** START **

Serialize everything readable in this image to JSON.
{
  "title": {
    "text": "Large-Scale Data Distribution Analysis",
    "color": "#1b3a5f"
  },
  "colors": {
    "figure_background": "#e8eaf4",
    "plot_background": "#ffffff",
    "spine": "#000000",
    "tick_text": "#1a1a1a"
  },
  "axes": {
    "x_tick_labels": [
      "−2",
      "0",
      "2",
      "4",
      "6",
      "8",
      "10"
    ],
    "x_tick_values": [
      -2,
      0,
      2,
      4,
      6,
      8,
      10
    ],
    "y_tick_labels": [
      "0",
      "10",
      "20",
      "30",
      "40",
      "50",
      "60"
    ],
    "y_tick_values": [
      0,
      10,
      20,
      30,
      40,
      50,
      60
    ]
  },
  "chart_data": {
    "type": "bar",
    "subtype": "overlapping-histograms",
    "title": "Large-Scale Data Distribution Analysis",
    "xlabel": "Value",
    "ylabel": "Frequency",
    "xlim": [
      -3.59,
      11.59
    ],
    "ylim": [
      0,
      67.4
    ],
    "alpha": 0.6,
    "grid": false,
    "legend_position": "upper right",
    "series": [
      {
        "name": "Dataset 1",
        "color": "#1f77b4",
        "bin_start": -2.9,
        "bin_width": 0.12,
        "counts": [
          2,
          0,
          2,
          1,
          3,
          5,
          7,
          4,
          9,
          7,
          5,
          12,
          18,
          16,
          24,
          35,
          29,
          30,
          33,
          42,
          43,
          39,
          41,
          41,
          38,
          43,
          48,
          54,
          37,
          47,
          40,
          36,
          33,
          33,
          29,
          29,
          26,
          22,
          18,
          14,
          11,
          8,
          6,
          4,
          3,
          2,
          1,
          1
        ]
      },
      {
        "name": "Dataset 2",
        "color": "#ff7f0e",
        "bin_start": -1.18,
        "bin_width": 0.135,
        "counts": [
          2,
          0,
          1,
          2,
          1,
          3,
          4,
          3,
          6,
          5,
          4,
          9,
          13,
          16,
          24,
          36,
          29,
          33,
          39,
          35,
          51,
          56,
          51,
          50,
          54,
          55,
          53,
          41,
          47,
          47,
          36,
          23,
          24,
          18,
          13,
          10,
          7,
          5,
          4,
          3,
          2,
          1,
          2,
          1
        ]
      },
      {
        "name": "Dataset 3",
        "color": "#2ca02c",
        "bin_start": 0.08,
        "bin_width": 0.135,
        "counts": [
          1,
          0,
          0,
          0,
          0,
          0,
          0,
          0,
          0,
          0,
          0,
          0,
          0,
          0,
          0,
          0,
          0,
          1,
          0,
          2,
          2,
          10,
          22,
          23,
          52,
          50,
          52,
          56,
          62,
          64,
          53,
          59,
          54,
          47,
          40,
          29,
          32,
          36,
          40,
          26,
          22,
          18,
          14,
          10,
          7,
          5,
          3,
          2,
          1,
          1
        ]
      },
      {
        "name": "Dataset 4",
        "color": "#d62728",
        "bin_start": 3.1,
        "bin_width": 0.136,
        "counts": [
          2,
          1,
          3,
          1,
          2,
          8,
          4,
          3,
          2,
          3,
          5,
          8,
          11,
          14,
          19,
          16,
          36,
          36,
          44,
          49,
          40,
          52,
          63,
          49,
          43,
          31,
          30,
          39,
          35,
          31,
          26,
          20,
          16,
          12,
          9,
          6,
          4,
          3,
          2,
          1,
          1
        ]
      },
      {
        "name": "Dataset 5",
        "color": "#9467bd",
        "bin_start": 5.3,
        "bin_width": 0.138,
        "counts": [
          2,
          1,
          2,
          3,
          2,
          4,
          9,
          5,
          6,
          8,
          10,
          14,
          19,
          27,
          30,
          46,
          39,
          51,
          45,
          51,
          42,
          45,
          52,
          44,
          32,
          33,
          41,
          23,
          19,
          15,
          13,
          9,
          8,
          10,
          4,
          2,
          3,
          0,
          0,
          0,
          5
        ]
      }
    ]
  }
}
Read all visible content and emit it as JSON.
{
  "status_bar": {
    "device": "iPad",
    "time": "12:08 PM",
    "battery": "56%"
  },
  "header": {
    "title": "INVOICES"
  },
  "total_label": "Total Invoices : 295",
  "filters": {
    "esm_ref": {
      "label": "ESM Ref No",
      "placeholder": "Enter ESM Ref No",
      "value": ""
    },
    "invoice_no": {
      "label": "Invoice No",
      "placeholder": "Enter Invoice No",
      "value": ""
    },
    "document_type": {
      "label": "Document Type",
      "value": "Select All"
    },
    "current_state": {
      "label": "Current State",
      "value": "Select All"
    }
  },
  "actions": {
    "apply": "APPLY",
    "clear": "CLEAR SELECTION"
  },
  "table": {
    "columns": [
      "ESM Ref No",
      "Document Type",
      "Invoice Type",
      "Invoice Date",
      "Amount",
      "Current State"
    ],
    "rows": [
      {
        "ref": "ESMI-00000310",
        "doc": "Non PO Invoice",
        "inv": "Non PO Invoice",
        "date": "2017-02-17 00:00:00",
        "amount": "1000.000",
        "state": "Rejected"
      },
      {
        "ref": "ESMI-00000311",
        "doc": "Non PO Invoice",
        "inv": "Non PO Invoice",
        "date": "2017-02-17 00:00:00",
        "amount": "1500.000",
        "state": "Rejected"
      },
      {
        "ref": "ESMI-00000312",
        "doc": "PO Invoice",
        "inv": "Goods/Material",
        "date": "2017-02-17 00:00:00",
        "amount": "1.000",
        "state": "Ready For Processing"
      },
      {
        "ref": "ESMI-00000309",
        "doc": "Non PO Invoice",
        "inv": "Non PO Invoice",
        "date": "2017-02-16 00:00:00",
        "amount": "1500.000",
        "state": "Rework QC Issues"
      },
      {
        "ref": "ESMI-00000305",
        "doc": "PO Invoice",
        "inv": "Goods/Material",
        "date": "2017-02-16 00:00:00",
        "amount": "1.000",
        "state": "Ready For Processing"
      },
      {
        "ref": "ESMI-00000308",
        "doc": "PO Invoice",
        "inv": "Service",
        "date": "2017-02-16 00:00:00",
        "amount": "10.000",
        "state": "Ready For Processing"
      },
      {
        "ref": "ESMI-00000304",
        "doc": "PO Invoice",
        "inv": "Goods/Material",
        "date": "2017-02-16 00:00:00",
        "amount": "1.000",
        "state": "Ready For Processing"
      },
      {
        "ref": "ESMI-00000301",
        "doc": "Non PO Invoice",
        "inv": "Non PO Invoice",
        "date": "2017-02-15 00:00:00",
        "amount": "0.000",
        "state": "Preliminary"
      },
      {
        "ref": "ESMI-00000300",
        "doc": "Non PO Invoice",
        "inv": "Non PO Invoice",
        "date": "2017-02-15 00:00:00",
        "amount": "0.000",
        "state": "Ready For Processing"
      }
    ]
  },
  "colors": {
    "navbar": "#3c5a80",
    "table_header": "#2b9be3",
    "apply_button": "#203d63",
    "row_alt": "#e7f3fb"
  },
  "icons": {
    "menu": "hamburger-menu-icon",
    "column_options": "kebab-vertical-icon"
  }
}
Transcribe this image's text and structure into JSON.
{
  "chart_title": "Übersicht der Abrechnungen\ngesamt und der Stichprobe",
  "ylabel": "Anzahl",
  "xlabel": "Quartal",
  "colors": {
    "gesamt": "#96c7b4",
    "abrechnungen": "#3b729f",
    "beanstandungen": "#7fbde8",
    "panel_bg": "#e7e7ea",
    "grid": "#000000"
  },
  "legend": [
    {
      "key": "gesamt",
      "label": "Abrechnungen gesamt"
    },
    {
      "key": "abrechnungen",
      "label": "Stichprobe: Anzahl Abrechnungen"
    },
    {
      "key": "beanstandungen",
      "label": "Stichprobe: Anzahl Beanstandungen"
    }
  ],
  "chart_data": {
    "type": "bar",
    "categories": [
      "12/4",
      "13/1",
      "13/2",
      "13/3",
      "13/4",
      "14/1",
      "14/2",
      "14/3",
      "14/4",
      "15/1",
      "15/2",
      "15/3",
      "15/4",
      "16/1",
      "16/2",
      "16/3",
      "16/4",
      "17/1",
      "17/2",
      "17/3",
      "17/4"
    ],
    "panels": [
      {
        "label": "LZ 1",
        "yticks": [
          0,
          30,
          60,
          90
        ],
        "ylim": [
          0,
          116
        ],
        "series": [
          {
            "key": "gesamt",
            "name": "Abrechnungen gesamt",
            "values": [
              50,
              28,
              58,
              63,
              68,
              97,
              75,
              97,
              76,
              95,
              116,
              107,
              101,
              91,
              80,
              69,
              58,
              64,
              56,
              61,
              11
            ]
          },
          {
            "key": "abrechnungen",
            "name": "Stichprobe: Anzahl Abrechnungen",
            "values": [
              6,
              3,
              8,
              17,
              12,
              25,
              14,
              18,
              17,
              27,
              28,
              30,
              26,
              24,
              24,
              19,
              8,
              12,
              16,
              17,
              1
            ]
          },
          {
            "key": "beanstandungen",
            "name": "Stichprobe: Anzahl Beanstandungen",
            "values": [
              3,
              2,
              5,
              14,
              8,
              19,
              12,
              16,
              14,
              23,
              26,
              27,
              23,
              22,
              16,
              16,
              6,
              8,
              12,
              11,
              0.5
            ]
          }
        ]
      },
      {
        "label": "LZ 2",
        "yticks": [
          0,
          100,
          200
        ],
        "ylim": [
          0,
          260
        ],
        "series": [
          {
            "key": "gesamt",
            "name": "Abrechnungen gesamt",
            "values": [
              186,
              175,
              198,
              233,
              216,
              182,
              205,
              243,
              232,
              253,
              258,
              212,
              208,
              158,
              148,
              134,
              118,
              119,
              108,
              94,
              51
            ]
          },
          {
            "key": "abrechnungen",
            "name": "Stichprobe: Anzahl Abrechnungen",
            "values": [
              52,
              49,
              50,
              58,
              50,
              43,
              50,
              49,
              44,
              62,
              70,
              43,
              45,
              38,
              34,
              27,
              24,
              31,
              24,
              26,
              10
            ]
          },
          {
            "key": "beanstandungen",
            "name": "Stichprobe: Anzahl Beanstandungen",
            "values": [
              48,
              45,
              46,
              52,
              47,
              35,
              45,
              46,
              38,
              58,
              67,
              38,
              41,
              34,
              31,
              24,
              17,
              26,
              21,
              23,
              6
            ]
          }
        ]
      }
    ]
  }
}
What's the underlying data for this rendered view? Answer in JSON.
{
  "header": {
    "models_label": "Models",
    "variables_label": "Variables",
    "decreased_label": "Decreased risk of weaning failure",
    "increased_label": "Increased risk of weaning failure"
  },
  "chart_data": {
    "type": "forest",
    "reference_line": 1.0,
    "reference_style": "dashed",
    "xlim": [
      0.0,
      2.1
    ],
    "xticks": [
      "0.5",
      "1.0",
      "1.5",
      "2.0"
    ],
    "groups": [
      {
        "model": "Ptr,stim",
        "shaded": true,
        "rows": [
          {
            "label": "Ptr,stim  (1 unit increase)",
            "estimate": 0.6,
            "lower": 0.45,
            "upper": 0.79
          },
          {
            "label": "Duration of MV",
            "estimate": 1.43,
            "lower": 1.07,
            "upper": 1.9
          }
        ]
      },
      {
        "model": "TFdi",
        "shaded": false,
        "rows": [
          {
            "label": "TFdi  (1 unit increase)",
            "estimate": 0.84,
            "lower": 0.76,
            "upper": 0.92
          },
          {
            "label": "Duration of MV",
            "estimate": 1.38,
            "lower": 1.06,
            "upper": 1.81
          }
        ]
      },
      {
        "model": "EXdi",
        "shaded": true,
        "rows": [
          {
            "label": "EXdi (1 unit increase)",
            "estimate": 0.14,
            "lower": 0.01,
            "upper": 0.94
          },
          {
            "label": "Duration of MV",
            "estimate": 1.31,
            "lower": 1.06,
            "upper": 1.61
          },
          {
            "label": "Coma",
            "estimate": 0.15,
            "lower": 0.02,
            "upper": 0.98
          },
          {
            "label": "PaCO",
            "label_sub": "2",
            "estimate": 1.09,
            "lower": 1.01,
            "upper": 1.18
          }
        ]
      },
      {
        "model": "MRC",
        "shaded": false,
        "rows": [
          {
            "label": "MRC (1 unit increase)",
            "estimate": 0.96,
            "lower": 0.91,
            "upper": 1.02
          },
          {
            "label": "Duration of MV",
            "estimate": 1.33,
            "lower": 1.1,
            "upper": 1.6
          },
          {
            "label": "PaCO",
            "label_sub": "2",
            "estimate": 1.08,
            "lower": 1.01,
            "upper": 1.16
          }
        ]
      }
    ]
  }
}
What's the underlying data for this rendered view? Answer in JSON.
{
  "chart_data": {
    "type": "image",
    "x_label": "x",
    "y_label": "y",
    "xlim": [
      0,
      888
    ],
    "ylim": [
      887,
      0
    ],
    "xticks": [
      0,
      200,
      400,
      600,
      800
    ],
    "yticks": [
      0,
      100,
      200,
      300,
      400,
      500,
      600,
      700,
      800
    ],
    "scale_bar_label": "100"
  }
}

** END **

Problem statement :: For each line of the listing that holds the word "Distribution", show that line.

Response for this exercise ::
    "text": "Large-Scale Data Distribution Analysis",
    "title": "Large-Scale Data Distribution Analysis",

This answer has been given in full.